Find each line that has the string "الـد" and give the total, with nothing else.

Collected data
--------------------------------------------------
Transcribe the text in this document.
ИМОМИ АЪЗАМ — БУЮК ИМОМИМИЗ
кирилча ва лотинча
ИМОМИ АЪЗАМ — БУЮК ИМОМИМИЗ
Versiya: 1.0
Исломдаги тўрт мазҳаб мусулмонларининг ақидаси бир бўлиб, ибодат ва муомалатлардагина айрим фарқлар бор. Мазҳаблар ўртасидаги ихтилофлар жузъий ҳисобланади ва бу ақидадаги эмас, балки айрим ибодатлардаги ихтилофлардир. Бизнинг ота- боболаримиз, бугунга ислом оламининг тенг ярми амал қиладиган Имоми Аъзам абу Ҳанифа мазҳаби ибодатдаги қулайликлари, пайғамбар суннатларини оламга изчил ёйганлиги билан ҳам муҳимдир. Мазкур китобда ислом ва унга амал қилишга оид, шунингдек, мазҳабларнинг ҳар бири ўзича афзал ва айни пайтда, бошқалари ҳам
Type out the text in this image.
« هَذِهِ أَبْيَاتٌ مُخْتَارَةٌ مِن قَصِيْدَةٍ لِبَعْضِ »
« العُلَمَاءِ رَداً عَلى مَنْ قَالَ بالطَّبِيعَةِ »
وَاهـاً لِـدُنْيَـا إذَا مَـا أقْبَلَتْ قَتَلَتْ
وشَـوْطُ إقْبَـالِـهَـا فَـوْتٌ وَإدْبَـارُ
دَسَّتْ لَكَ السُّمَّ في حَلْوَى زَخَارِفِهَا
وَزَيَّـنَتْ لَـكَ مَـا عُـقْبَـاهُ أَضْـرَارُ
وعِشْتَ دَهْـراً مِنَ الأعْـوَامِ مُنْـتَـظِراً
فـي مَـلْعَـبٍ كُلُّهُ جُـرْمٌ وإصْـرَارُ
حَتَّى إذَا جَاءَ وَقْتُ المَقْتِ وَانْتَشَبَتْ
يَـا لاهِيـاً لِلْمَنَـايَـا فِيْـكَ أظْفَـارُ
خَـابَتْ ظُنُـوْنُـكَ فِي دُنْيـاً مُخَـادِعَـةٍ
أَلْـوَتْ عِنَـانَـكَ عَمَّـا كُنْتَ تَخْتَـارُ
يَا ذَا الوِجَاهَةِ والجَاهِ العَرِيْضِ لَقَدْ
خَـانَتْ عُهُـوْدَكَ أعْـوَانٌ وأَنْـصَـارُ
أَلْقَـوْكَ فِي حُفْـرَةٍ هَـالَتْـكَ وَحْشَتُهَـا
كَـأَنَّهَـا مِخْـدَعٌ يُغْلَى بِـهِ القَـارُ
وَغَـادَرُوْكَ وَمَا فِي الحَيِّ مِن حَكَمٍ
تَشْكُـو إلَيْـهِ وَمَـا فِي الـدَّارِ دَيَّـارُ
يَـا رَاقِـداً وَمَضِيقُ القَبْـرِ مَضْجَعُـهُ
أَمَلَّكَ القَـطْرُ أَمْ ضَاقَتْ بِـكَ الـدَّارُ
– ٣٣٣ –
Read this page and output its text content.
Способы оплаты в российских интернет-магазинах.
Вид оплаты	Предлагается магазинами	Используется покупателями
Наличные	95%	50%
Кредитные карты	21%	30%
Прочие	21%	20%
--------------------------------------------------
*IN RESPONSE*
2